---------- Records to process ----------

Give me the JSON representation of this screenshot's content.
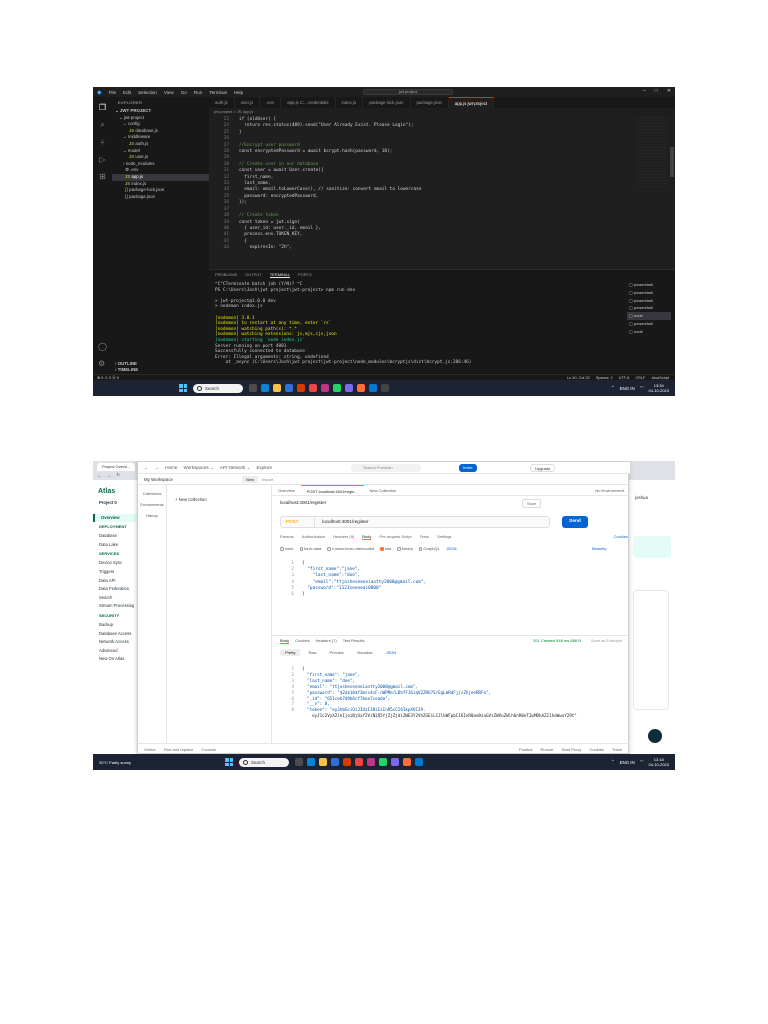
{
  "vscode": {
    "menu": [
      "File",
      "Edit",
      "Selection",
      "View",
      "Go",
      "Run",
      "Terminal",
      "Help"
    ],
    "title": "jwt project",
    "tabs": [
      "auth.js",
      "user.js",
      ".env",
      "app.js C:...credentials",
      "index.js",
      "package-lock.json",
      "package.json",
      "app.js jwt-project"
    ],
    "active_tab": "app.js jwt-project",
    "breadcrumb": "jwt-project > JS app.js",
    "explorer": {
      "header": "EXPLORER",
      "root": "JWT PROJECT",
      "items": [
        "jwt-project",
        "config",
        "database.js",
        "middleware",
        "auth.js",
        "model",
        "user.js",
        "node_modules",
        ".env",
        "app.js",
        "index.js",
        "package-lock.json",
        "package.json"
      ],
      "selected": "app.js",
      "footer": [
        "OUTLINE",
        "TIMELINE"
      ]
    },
    "line_numbers": [
      "23",
      "24",
      "25",
      "26",
      "27",
      "28",
      "29",
      "30",
      "31",
      "32",
      "33",
      "34",
      "35",
      "36",
      "37",
      "38",
      "39",
      "40",
      "41",
      "42",
      "43"
    ],
    "code_lines": [
      "if (oldUser) {",
      "  return res.status(409).send(\"User Already Exist. Please Login\");",
      "}",
      "",
      "//Encrypt user password",
      "const encryptedPassword = await bcrypt.hash(password, 10);",
      "",
      "// Create user in our database",
      "const user = await User.create({",
      "  first_name,",
      "  last_name,",
      "  email: email.toLowerCase(), // sanitize: convert email to lowercase",
      "  password: encryptedPassword,",
      "});",
      "",
      "// Create token",
      "const token = jwt.sign(",
      "  { user_id: user._id, email },",
      "  process.env.TOKEN_KEY,",
      "  {",
      "    expiresIn: \"2h\","
    ],
    "panel_tabs": [
      "PROBLEMS",
      "OUTPUT",
      "TERMINAL",
      "PORTS"
    ],
    "active_panel_tab": "TERMINAL",
    "terminal_lines": [
      "^C^CTerminate batch job (Y/N)? ^C",
      "PS C:\\Users\\Josh\\jwt project\\jwt-project> npm run dev",
      "",
      "> jwt-project@1.0.0 dev",
      "> nodemon index.js",
      "",
      "[nodemon] 3.0.1",
      "[nodemon] to restart at any time, enter `rs`",
      "[nodemon] watching path(s): *.*",
      "[nodemon] watching extensions: js,mjs,cjs,json",
      "[nodemon] starting `node index.js`",
      "Server running on port 4001",
      "Successfully connected to database",
      "Error: Illegal arguments: string, undefined",
      "    at _async (C:\\Users\\Josh\\jwt project\\jwt-project\\node_modules\\bcryptjs\\dist\\bcrypt.js:286:46)"
    ],
    "shells": [
      "powershell",
      "powershell",
      "powershell",
      "powershell",
      "node",
      "powershell",
      "node"
    ],
    "status_left": "⊗ 0 ⚠ 0  ⓦ 0",
    "status_right": [
      "Ln 40, Col 22",
      "Spaces: 2",
      "UTF-8",
      "CRLF",
      "JavaScript"
    ]
  },
  "taskbar_top": {
    "search": "Search",
    "lang": "ENG IN",
    "time": "13:34",
    "date": "04-10-2023"
  },
  "postman": {
    "browser_tab": "Project Overvi...",
    "nav": [
      "Home",
      "Workspaces",
      "API Network",
      "Explore"
    ],
    "search_placeholder": "Search Postman",
    "invite": "Invite",
    "upgrade": "Upgrade",
    "workspace": "My Workspace",
    "new": "New",
    "import": "Import",
    "rail": [
      "Collections",
      "Environments",
      "History"
    ],
    "new_collection": "+  New Collection",
    "request_tabs": [
      "Overview",
      "POST localhost:4001/regis...",
      "New Collection"
    ],
    "environment": "No Environment",
    "request_title": "localhost:4001/register",
    "save": "Save",
    "method": "POST",
    "url": "localhost:4001/register",
    "send": "Send",
    "options": [
      "Params",
      "Authorization",
      "Headers (9)",
      "Body",
      "Pre-request Script",
      "Tests",
      "Settings"
    ],
    "active_option": "Body",
    "cookies": "Cookies",
    "body_types": [
      "none",
      "form-data",
      "x-www-form-urlencoded",
      "raw",
      "binary",
      "GraphQL"
    ],
    "active_body_type": "raw",
    "format": "JSON",
    "beautify": "Beautify",
    "req_ln": [
      "1",
      "2",
      "3",
      "4",
      "5",
      "6"
    ],
    "req_code": [
      "{",
      "  \"first_name\":\"jane\",",
      "    \"last_name\":\"doe\",",
      "    \"email\":\"ttjosheseeneiantty2008@gmail.com\",",
      "  \"password\":\"1123seeneai0000\"",
      "}"
    ],
    "res_tabs": [
      "Body",
      "Cookies",
      "Headers (7)",
      "Test Results"
    ],
    "status": "201 Created  548 ms  888 B",
    "save_example": "Save as Example",
    "view_tabs": [
      "Pretty",
      "Raw",
      "Preview",
      "Visualize"
    ],
    "res_format": "JSON",
    "res_ln": [
      "1",
      "2",
      "3",
      "4",
      "5",
      "6",
      "7",
      "8",
      ""
    ],
    "res_code": [
      "{",
      "  \"first_name\": \"jane\",",
      "  \"last_name\": \"doe\",",
      "  \"email\": \"ttjosheseeneiantty2008@gmail.com\",",
      "  \"password\": \"$2a$10$Y3mcs4cF.nWPMe/LDhfFJ6iqV2ZRU7S/EgLmRdFjjsZhjeeRRFa\",",
      "  \"_id\": \"651ceb7d9b6cf7bea7ceada\",",
      "  \"__v\": 0,",
      "  \"token\": \"eyJhbGciOiJIUzI1NiIsInR5cCI6IkpXVCJ9.",
      "    eyJ1c2VyX2lkIjoiNjUxY2ViN2Q5YjZjZjdiZWE3Y2VhZGEiLCJlbWFpbCI6InR0am9zaGVzZWVuZWlhbnR0eTIwMDhAZ21haWwuY29t\""
    ],
    "footer": [
      "Online",
      "Find and replace",
      "Console",
      "Postbot",
      "Runner",
      "Start Proxy",
      "Cookies",
      "Trash"
    ],
    "atlas": {
      "logo": "Atlas",
      "project": "Project 0",
      "items": [
        {
          "t": "Overview",
          "k": "sel"
        },
        {
          "t": "DEPLOYMENT",
          "k": "hd"
        },
        {
          "t": "Database",
          "k": "it"
        },
        {
          "t": "Data Lake",
          "k": "it"
        },
        {
          "t": "SERVICES",
          "k": "hd"
        },
        {
          "t": "Device Sync",
          "k": "it"
        },
        {
          "t": "Triggers",
          "k": "it"
        },
        {
          "t": "Data API",
          "k": "it"
        },
        {
          "t": "Data Federation",
          "k": "it"
        },
        {
          "t": "Search",
          "k": "it"
        },
        {
          "t": "Stream Processing",
          "k": "it"
        },
        {
          "t": "SECURITY",
          "k": "hd"
        },
        {
          "t": "Backup",
          "k": "it"
        },
        {
          "t": "Database Access",
          "k": "it"
        },
        {
          "t": "Network Access",
          "k": "it"
        },
        {
          "t": "Advanced",
          "k": "it"
        },
        {
          "t": "New On Atlas",
          "k": "it"
        }
      ],
      "user": "joshua"
    }
  },
  "taskbar_bottom": {
    "weather": "30°C Partly sunny",
    "search": "Search",
    "lang": "ENG IN",
    "time": "13:18",
    "date": "04-10-2023"
  }
}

----------

▸ **What is required**:
Write the records out once more, exactly as they appear, with no pictures.

▸ **Response to the task**:
Give me the JSON representation of this screenshot's content.
{
  "vscode": {
    "menu": [
      "File",
      "Edit",
      "Selection",
      "View",
      "Go",
      "Run",
      "Terminal",
      "Help"
    ],
    "title": "jwt project",
    "tabs": [
      "auth.js",
      "user.js",
      ".env",
      "app.js C:...credentials",
      "index.js",
      "package-lock.json",
      "package.json",
      "app.js jwt-project"
    ],
    "active_tab": "app.js jwt-project",
    "breadcrumb": "jwt-project > JS app.js",
    "explorer": {
      "header": "EXPLORER",
      "root": "JWT PROJECT",
      "items": [
        "jwt-project",
        "config",
        "database.js",
        "middleware",
        "auth.js",
        "model",
        "user.js",
        "node_modules",
        ".env",
        "app.js",
        "index.js",
        "package-lock.json",
        "package.json"
      ],
      "selected": "app.js",
      "footer": [
        "OUTLINE",
        "TIMELINE"
      ]
    },
    "line_numbers": [
      "23",
      "24",
      "25",
      "26",
      "27",
      "28",
      "29",
      "30",
      "31",
      "32",
      "33",
      "34",
      "35",
      "36",
      "37",
      "38",
      "39",
      "40",
      "41",
      "42",
      "43"
    ],
    "code_lines": [
      "if (oldUser) {",
      "  return res.status(409).send(\"User Already Exist. Please Login\");",
      "}",
      "",
      "//Encrypt user password",
      "const encryptedPassword = await bcrypt.hash(password, 10);",
      "",
      "// Create user in our database",
      "const user = await User.create({",
      "  first_name,",
      "  last_name,",
      "  email: email.toLowerCase(), // sanitize: convert email to lowercase",
      "  password: encryptedPassword,",
      "});",
      "",
      "// Create token",
      "const token = jwt.sign(",
      "  { user_id: user._id, email },",
      "  process.env.TOKEN_KEY,",
      "  {",
      "    expiresIn: \"2h\","
    ],
    "panel_tabs": [
      "PROBLEMS",
      "OUTPUT",
      "TERMINAL",
      "PORTS"
    ],
    "active_panel_tab": "TERMINAL",
    "terminal_lines": [
      "^C^CTerminate batch job (Y/N)? ^C",
      "PS C:\\Users\\Josh\\jwt project\\jwt-project> npm run dev",
      "",
      "> jwt-project@1.0.0 dev",
      "> nodemon index.js",
      "",
      "[nodemon] 3.0.1",
      "[nodemon] to restart at any time, enter `rs`",
      "[nodemon] watching path(s): *.*",
      "[nodemon] watching extensions: js,mjs,cjs,json",
      "[nodemon] starting `node index.js`",
      "Server running on port 4001",
      "Successfully connected to database",
      "Error: Illegal arguments: string, undefined",
      "    at _async (C:\\Users\\Josh\\jwt project\\jwt-project\\node_modules\\bcryptjs\\dist\\bcrypt.js:286:46)"
    ],
    "shells": [
      "powershell",
      "powershell",
      "powershell",
      "powershell",
      "node",
      "powershell",
      "node"
    ],
    "status_left": "⊗ 0 ⚠ 0  ⓦ 0",
    "status_right": [
      "Ln 40, Col 22",
      "Spaces: 2",
      "UTF-8",
      "CRLF",
      "JavaScript"
    ]
  },
  "taskbar_top": {
    "search": "Search",
    "lang": "ENG IN",
    "time": "13:34",
    "date": "04-10-2023"
  },
  "postman": {
    "browser_tab": "Project Overvi...",
    "nav": [
      "Home",
      "Workspaces",
      "API Network",
      "Explore"
    ],
    "search_placeholder": "Search Postman",
    "invite": "Invite",
    "upgrade": "Upgrade",
    "workspace": "My Workspace",
    "new": "New",
    "import": "Import",
    "rail": [
      "Collections",
      "Environments",
      "History"
    ],
    "new_collection": "+  New Collection",
    "request_tabs": [
      "Overview",
      "POST localhost:4001/regis...",
      "New Collection"
    ],
    "environment": "No Environment",
    "request_title": "localhost:4001/register",
    "save": "Save",
    "method": "POST",
    "url": "localhost:4001/register",
    "send": "Send",
    "options": [
      "Params",
      "Authorization",
      "Headers (9)",
      "Body",
      "Pre-request Script",
      "Tests",
      "Settings"
    ],
    "active_option": "Body",
    "cookies": "Cookies",
    "body_types": [
      "none",
      "form-data",
      "x-www-form-urlencoded",
      "raw",
      "binary",
      "GraphQL"
    ],
    "active_body_type": "raw",
    "format": "JSON",
    "beautify": "Beautify",
    "req_ln": [
      "1",
      "2",
      "3",
      "4",
      "5",
      "6"
    ],
    "req_code": [
      "{",
      "  \"first_name\":\"jane\",",
      "    \"last_name\":\"doe\",",
      "    \"email\":\"ttjosheseeneiantty2008@gmail.com\",",
      "  \"password\":\"1123seeneai0000\"",
      "}"
    ],
    "res_tabs": [
      "Body",
      "Cookies",
      "Headers (7)",
      "Test Results"
    ],
    "status": "201 Created  548 ms  888 B",
    "save_example": "Save as Example",
    "view_tabs": [
      "Pretty",
      "Raw",
      "Preview",
      "Visualize"
    ],
    "res_format": "JSON",
    "res_ln": [
      "1",
      "2",
      "3",
      "4",
      "5",
      "6",
      "7",
      "8",
      ""
    ],
    "res_code": [
      "{",
      "  \"first_name\": \"jane\",",
      "  \"last_name\": \"doe\",",
      "  \"email\": \"ttjosheseeneiantty2008@gmail.com\",",
      "  \"password\": \"$2a$10$Y3mcs4cF.nWPMe/LDhfFJ6iqV2ZRU7S/EgLmRdFjjsZhjeeRRFa\",",
      "  \"_id\": \"651ceb7d9b6cf7bea7ceada\",",
      "  \"__v\": 0,",
      "  \"token\": \"eyJhbGciOiJIUzI1NiIsInR5cCI6IkpXVCJ9.",
      "    eyJ1c2VyX2lkIjoiNjUxY2ViN2Q5YjZjZjdiZWE3Y2VhZGEiLCJlbWFpbCI6InR0am9zaGVzZWVuZWlhbnR0eTIwMDhAZ21haWwuY29t\""
    ],
    "footer": [
      "Online",
      "Find and replace",
      "Console",
      "Postbot",
      "Runner",
      "Start Proxy",
      "Cookies",
      "Trash"
    ],
    "atlas": {
      "logo": "Atlas",
      "project": "Project 0",
      "items": [
        {
          "t": "Overview",
          "k": "sel"
        },
        {
          "t": "DEPLOYMENT",
          "k": "hd"
        },
        {
          "t": "Database",
          "k": "it"
        },
        {
          "t": "Data Lake",
          "k": "it"
        },
        {
          "t": "SERVICES",
          "k": "hd"
        },
        {
          "t": "Device Sync",
          "k": "it"
        },
        {
          "t": "Triggers",
          "k": "it"
        },
        {
          "t": "Data API",
          "k": "it"
        },
        {
          "t": "Data Federation",
          "k": "it"
        },
        {
          "t": "Search",
          "k": "it"
        },
        {
          "t": "Stream Processing",
          "k": "it"
        },
        {
          "t": "SECURITY",
          "k": "hd"
        },
        {
          "t": "Backup",
          "k": "it"
        },
        {
          "t": "Database Access",
          "k": "it"
        },
        {
          "t": "Network Access",
          "k": "it"
        },
        {
          "t": "Advanced",
          "k": "it"
        },
        {
          "t": "New On Atlas",
          "k": "it"
        }
      ],
      "user": "joshua"
    }
  },
  "taskbar_bottom": {
    "weather": "30°C Partly sunny",
    "search": "Search",
    "lang": "ENG IN",
    "time": "13:18",
    "date": "04-10-2023"
  }
}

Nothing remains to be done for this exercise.